Attac-Positionen:  http://www.attac-online.de.vu
Indymedia ist eine Veröffentlichungsplattform, auf der jede und jeder selbstverfasste Berichte publizieren kann. Eine Überprüfung der Inhalte und eine redaktionelle Bearbeitung der Beiträge finden nicht statt. Bei Anregungen und Fragen zu diesem Artikel wenden sie sich bitte direkt an die Verfasserin oder den Verfasser.
(Moderationskriterien von Indymedia Deutschland)

Ergänzungen

@Projektwerkstatt

sandankoro 20.07.2004 - 19:06
Ihr schreibt z.B.:

"Die Abschaffung von Armeen und Rüstung wird nicht vorgeschlagen"
Eventuell einfach deshalb, weil der mensch Realist ist? Welches Land würde denn freiwillig auf Armeen verzichten? vor allem wenn es mit dieser Entscheidung alleine dastünde?

DATENAUSZÜGE:
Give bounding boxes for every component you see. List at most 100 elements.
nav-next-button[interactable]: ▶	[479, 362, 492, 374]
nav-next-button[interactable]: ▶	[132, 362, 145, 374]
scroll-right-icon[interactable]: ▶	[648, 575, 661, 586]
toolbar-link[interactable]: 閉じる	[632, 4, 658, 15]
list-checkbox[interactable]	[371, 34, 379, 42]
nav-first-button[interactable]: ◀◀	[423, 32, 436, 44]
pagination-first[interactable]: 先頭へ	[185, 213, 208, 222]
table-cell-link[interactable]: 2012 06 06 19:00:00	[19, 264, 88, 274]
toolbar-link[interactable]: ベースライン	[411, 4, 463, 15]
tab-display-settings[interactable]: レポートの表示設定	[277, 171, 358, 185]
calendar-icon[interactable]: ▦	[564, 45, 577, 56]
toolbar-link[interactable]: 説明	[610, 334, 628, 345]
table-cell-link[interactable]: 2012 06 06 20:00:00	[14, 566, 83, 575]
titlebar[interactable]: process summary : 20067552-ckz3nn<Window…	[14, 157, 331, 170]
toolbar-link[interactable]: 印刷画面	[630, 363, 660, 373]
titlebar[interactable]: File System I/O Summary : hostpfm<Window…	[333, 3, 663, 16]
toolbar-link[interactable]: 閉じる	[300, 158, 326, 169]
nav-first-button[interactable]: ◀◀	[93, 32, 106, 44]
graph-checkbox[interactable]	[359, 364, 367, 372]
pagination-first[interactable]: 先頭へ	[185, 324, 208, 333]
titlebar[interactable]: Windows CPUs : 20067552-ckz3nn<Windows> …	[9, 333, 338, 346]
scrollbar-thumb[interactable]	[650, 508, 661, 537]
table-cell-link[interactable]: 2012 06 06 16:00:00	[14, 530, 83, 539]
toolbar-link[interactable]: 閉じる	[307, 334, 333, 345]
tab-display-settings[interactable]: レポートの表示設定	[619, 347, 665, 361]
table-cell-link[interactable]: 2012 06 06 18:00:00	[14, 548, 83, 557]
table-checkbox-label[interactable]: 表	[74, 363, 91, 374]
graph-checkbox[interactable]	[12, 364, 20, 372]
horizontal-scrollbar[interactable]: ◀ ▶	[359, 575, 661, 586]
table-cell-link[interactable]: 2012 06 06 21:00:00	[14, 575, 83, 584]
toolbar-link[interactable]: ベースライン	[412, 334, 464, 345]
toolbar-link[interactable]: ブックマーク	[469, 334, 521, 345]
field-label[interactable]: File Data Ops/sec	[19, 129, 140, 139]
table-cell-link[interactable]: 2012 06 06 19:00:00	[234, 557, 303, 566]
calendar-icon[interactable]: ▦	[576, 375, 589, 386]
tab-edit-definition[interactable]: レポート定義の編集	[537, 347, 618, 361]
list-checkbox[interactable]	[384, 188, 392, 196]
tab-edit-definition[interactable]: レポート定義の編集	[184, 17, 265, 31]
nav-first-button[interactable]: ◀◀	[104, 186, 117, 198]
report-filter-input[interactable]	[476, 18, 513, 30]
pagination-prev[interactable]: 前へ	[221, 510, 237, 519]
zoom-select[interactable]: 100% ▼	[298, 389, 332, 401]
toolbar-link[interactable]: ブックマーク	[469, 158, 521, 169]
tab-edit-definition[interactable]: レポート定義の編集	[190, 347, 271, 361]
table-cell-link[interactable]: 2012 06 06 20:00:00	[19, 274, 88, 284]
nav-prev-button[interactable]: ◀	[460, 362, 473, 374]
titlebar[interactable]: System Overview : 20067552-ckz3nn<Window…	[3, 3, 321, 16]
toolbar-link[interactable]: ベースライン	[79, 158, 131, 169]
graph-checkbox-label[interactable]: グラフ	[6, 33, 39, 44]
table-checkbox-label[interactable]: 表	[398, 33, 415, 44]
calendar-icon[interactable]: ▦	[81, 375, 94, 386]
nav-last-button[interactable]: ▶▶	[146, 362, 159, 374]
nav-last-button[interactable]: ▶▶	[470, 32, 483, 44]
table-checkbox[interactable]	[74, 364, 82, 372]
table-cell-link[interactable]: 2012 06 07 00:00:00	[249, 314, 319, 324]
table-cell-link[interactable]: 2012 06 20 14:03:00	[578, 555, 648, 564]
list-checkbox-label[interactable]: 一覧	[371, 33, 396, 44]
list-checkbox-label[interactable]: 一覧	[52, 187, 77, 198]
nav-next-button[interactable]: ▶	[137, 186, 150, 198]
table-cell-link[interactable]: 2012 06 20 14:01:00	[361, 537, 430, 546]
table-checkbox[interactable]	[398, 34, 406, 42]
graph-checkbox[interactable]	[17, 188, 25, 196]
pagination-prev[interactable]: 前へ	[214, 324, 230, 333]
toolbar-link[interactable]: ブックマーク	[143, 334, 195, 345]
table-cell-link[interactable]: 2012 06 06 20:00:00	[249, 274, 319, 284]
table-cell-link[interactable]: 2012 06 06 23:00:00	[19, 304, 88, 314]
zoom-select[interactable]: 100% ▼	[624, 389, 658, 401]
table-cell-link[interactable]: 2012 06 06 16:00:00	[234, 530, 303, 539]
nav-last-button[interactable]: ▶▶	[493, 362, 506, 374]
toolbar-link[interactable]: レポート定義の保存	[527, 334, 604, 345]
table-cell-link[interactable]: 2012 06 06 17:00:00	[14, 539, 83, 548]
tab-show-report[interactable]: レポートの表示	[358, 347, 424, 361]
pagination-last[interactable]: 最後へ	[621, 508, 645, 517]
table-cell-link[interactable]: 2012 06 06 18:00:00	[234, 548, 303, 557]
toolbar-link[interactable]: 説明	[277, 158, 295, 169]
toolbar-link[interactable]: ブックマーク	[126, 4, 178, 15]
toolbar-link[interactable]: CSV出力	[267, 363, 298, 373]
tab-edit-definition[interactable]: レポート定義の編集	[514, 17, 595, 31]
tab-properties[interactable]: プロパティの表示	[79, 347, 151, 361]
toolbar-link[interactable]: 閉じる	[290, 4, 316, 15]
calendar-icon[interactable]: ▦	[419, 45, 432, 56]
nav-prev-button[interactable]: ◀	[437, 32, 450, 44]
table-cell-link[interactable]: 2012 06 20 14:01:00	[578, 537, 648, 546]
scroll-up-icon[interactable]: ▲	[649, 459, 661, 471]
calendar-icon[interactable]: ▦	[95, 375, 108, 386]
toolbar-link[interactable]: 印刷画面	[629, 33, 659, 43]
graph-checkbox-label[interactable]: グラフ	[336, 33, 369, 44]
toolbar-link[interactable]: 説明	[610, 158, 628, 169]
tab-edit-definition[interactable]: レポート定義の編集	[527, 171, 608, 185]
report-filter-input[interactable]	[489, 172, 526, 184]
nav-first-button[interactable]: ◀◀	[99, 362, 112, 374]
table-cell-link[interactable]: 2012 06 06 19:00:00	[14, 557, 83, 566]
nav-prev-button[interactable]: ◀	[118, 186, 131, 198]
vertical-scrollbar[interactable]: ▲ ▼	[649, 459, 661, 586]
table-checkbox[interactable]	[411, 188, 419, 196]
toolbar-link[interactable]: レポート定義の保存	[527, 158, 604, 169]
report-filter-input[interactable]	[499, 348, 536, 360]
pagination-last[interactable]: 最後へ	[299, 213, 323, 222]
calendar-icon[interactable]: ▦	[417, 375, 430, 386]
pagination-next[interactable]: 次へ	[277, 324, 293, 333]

AUFGABENSTELLUNG:
Geben Sie den Übungstext vollständig und wortgetreu wieder. Verwenden Sie ausschließlich den Übungstext.

MUSTERLÖSUNG:
Attac-Positionen:  http://www.attac-online.de.vu
Indymedia ist eine Veröffentlichungsplattform, auf der jede und jeder selbstverfasste Berichte publizieren kann. Eine Überprüfung der Inhalte und eine redaktionelle Bearbeitung der Beiträge finden nicht statt. Bei Anregungen und Fragen zu diesem Artikel wenden sie sich bitte direkt an die Verfasserin oder den Verfasser.
(Moderationskriterien von Indymedia Deutschland)

Ergänzungen

@Projektwerkstatt

sandankoro 20.07.2004 - 19:06
Ihr schreibt z.B.:

"Die Abschaffung von Armeen und Rüstung wird nicht vorgeschlagen"
Eventuell einfach deshalb, weil der mensch Realist ist? Welches Land würde denn freiwillig auf Armeen verzichten? vor allem wenn es mit dieser Entscheidung alleine dastünde?